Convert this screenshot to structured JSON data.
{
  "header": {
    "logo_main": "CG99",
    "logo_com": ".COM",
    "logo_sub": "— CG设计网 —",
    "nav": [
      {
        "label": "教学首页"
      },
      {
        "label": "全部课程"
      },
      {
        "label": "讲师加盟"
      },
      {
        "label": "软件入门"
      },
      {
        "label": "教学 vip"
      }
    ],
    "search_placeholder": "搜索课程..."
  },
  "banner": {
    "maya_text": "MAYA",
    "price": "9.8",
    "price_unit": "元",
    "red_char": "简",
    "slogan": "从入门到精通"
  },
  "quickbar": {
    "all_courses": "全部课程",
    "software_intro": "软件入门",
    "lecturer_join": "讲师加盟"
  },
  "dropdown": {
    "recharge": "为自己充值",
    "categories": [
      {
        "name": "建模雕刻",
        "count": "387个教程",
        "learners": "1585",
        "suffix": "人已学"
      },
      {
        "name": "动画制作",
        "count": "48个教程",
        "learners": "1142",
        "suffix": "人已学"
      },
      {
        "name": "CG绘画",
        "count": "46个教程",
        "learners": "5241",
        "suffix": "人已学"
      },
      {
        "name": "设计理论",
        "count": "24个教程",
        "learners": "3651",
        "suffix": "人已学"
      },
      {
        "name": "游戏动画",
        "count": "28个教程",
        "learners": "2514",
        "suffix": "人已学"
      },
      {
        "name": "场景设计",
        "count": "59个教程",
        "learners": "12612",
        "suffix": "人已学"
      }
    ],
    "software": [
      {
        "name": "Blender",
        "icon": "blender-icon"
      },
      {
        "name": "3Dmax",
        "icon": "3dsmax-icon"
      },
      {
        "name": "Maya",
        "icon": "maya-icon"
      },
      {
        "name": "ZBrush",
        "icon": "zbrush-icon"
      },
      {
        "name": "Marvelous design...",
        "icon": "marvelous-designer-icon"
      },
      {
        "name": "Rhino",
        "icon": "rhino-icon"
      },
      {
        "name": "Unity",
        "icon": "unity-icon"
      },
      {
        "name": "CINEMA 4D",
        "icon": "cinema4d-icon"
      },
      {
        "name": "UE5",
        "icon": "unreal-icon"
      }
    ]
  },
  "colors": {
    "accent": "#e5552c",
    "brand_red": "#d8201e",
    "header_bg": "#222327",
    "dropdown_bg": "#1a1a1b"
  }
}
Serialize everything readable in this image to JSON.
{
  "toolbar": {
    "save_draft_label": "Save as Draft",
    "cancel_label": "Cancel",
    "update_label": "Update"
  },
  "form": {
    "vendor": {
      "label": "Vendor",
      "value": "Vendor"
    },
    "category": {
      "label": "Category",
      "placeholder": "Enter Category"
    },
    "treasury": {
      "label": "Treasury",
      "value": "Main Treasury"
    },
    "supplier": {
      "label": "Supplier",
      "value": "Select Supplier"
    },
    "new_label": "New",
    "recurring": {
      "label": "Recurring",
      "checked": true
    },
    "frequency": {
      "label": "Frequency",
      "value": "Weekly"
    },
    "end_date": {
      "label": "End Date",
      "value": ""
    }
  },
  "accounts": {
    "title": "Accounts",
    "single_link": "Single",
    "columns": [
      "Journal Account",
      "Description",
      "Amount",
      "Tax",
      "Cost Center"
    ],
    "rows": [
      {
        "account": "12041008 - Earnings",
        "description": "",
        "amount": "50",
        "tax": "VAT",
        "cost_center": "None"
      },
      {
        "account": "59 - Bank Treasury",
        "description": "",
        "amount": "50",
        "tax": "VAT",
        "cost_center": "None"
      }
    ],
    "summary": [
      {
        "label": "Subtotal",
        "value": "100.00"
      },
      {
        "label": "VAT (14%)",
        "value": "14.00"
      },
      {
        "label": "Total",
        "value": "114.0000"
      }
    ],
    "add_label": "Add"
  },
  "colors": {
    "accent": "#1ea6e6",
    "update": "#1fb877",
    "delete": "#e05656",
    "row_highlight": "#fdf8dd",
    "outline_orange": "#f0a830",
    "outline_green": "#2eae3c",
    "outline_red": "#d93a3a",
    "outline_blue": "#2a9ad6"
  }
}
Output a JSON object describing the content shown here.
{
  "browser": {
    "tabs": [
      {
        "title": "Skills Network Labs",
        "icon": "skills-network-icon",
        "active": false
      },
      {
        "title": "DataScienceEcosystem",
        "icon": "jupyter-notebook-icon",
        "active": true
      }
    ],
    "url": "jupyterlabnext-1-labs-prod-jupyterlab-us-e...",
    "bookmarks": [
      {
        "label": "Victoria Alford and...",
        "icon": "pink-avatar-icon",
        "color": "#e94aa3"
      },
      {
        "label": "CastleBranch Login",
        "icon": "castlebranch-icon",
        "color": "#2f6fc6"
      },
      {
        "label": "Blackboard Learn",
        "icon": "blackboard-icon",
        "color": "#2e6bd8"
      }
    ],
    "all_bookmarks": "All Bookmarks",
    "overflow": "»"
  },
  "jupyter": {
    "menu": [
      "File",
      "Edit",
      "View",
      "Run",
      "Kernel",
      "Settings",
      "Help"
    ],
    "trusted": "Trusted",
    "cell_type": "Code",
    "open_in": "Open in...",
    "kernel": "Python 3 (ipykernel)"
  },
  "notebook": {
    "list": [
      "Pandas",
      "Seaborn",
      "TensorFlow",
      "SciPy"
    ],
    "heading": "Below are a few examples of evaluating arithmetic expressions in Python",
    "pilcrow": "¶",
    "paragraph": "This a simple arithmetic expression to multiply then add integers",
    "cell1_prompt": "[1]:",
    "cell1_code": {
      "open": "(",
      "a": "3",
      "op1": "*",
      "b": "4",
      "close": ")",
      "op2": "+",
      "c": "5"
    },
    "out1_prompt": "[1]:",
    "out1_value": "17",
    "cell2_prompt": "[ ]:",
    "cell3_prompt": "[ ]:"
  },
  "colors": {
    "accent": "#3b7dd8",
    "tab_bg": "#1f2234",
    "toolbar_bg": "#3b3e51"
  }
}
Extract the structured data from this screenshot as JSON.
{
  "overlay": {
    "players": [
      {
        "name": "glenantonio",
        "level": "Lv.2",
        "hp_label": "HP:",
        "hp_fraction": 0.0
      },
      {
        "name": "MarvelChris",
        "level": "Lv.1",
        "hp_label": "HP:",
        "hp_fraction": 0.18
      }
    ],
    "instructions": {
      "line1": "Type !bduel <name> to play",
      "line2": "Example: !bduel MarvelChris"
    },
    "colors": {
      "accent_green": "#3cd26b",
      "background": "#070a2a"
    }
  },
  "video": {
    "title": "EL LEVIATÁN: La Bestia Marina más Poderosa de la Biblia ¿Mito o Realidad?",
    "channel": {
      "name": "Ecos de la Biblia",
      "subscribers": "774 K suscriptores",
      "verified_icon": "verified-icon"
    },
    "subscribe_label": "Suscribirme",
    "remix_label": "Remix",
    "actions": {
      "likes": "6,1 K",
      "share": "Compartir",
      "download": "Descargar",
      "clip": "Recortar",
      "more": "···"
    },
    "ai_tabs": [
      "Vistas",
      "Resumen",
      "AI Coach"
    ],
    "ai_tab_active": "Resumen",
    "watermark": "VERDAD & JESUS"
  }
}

**********

Write out the whole listing again. Match it word for word.

Convert this screenshot to structured JSON data.
{
  "header": {
    "logo_main": "CG99",
    "logo_com": ".COM",
    "logo_sub": "— CG设计网 —",
    "nav": [
      {
        "label": "教学首页"
      },
      {
        "label": "全部课程"
      },
      {
        "label": "讲师加盟"
      },
      {
        "label": "软件入门"
      },
      {
        "label": "教学 vip"
      }
    ],
    "search_placeholder": "搜索课程..."
  },
  "banner": {
    "maya_text": "MAYA",
    "price": "9.8",
    "price_unit": "元",
    "red_char": "简",
    "slogan": "从入门到精通"
  },
  "quickbar": {
    "all_courses": "全部课程",
    "software_intro": "软件入门",
    "lecturer_join": "讲师加盟"
  },
  "dropdown": {
    "recharge": "为自己充值",
    "categories": [
      {
        "name": "建模雕刻",
        "count": "387个教程",
        "learners": "1585",
        "suffix": "人已学"
      },
      {
        "name": "动画制作",
        "count": "48个教程",
        "learners": "1142",
        "suffix": "人已学"
      },
      {
        "name": "CG绘画",
        "count": "46个教程",
        "learners": "5241",
        "suffix": "人已学"
      },
      {
        "name": "设计理论",
        "count": "24个教程",
        "learners": "3651",
        "suffix": "人已学"
      },
      {
        "name": "游戏动画",
        "count": "28个教程",
        "learners": "2514",
        "suffix": "人已学"
      },
      {
        "name": "场景设计",
        "count": "59个教程",
        "learners": "12612",
        "suffix": "人已学"
      }
    ],
    "software": [
      {
        "name": "Blender",
        "icon": "blender-icon"
      },
      {
        "name": "3Dmax",
        "icon": "3dsmax-icon"
      },
      {
        "name": "Maya",
        "icon": "maya-icon"
      },
      {
        "name": "ZBrush",
        "icon": "zbrush-icon"
      },
      {
        "name": "Marvelous design...",
        "icon": "marvelous-designer-icon"
      },
      {
        "name": "Rhino",
        "icon": "rhino-icon"
      },
      {
        "name": "Unity",
        "icon": "unity-icon"
      },
      {
        "name": "CINEMA 4D",
        "icon": "cinema4d-icon"
      },
      {
        "name": "UE5",
        "icon": "unreal-icon"
      }
    ]
  },
  "colors": {
    "accent": "#e5552c",
    "brand_red": "#d8201e",
    "header_bg": "#222327",
    "dropdown_bg": "#1a1a1b"
  }
}
Serialize everything readable in this image to JSON.
{
  "toolbar": {
    "save_draft_label": "Save as Draft",
    "cancel_label": "Cancel",
    "update_label": "Update"
  },
  "form": {
    "vendor": {
      "label": "Vendor",
      "value": "Vendor"
    },
    "category": {
      "label": "Category",
      "placeholder": "Enter Category"
    },
    "treasury": {
      "label": "Treasury",
      "value": "Main Treasury"
    },
    "supplier": {
      "label": "Supplier",
      "value": "Select Supplier"
    },
    "new_label": "New",
    "recurring": {
      "label": "Recurring",
      "checked": true
    },
    "frequency": {
      "label": "Frequency",
      "value": "Weekly"
    },
    "end_date": {
      "label": "End Date",
      "value": ""
    }
  },
  "accounts": {
    "title": "Accounts",
    "single_link": "Single",
    "columns": [
      "Journal Account",
      "Description",
      "Amount",
      "Tax",
      "Cost Center"
    ],
    "rows": [
      {
        "account": "12041008 - Earnings",
        "description": "",
        "amount": "50",
        "tax": "VAT",
        "cost_center": "None"
      },
      {
        "account": "59 - Bank Treasury",
        "description": "",
        "amount": "50",
        "tax": "VAT",
        "cost_center": "None"
      }
    ],
    "summary": [
      {
        "label": "Subtotal",
        "value": "100.00"
      },
      {
        "label": "VAT (14%)",
        "value": "14.00"
      },
      {
        "label": "Total",
        "value": "114.0000"
      }
    ],
    "add_label": "Add"
  },
  "colors": {
    "accent": "#1ea6e6",
    "update": "#1fb877",
    "delete": "#e05656",
    "row_highlight": "#fdf8dd",
    "outline_orange": "#f0a830",
    "outline_green": "#2eae3c",
    "outline_red": "#d93a3a",
    "outline_blue": "#2a9ad6"
  }
}
Output a JSON object describing the content shown here.
{
  "browser": {
    "tabs": [
      {
        "title": "Skills Network Labs",
        "icon": "skills-network-icon",
        "active": false
      },
      {
        "title": "DataScienceEcosystem",
        "icon": "jupyter-notebook-icon",
        "active": true
      }
    ],
    "url": "jupyterlabnext-1-labs-prod-jupyterlab-us-e...",
    "bookmarks": [
      {
        "label": "Victoria Alford and...",
        "icon": "pink-avatar-icon",
        "color": "#e94aa3"
      },
      {
        "label": "CastleBranch Login",
        "icon": "castlebranch-icon",
        "color": "#2f6fc6"
      },
      {
        "label": "Blackboard Learn",
        "icon": "blackboard-icon",
        "color": "#2e6bd8"
      }
    ],
    "all_bookmarks": "All Bookmarks",
    "overflow": "»"
  },
  "jupyter": {
    "menu": [
      "File",
      "Edit",
      "View",
      "Run",
      "Kernel",
      "Settings",
      "Help"
    ],
    "trusted": "Trusted",
    "cell_type": "Code",
    "open_in": "Open in...",
    "kernel": "Python 3 (ipykernel)"
  },
  "notebook": {
    "list": [
      "Pandas",
      "Seaborn",
      "TensorFlow",
      "SciPy"
    ],
    "heading": "Below are a few examples of evaluating arithmetic expressions in Python",
    "pilcrow": "¶",
    "paragraph": "This a simple arithmetic expression to multiply then add integers",
    "cell1_prompt": "[1]:",
    "cell1_code": {
      "open": "(",
      "a": "3",
      "op1": "*",
      "b": "4",
      "close": ")",
      "op2": "+",
      "c": "5"
    },
    "out1_prompt": "[1]:",
    "out1_value": "17",
    "cell2_prompt": "[ ]:",
    "cell3_prompt": "[ ]:"
  },
  "colors": {
    "accent": "#3b7dd8",
    "tab_bg": "#1f2234",
    "toolbar_bg": "#3b3e51"
  }
}
Extract the structured data from this screenshot as JSON.
{
  "overlay": {
    "players": [
      {
        "name": "glenantonio",
        "level": "Lv.2",
        "hp_label": "HP:",
        "hp_fraction": 0.0
      },
      {
        "name": "MarvelChris",
        "level": "Lv.1",
        "hp_label": "HP:",
        "hp_fraction": 0.18
      }
    ],
    "instructions": {
      "line1": "Type !bduel <name> to play",
      "line2": "Example: !bduel MarvelChris"
    },
    "colors": {
      "accent_green": "#3cd26b",
      "background": "#070a2a"
    }
  },
  "video": {
    "title": "EL LEVIATÁN: La Bestia Marina más Poderosa de la Biblia ¿Mito o Realidad?",
    "channel": {
      "name": "Ecos de la Biblia",
      "subscribers": "774 K suscriptores",
      "verified_icon": "verified-icon"
    },
    "subscribe_label": "Suscribirme",
    "remix_label": "Remix",
    "actions": {
      "likes": "6,1 K",
      "share": "Compartir",
      "download": "Descargar",
      "clip": "Recortar",
      "more": "···"
    },
    "ai_tabs": [
      "Vistas",
      "Resumen",
      "AI Coach"
    ],
    "ai_tab_active": "Resumen",
    "watermark": "VERDAD & JESUS"
  }
}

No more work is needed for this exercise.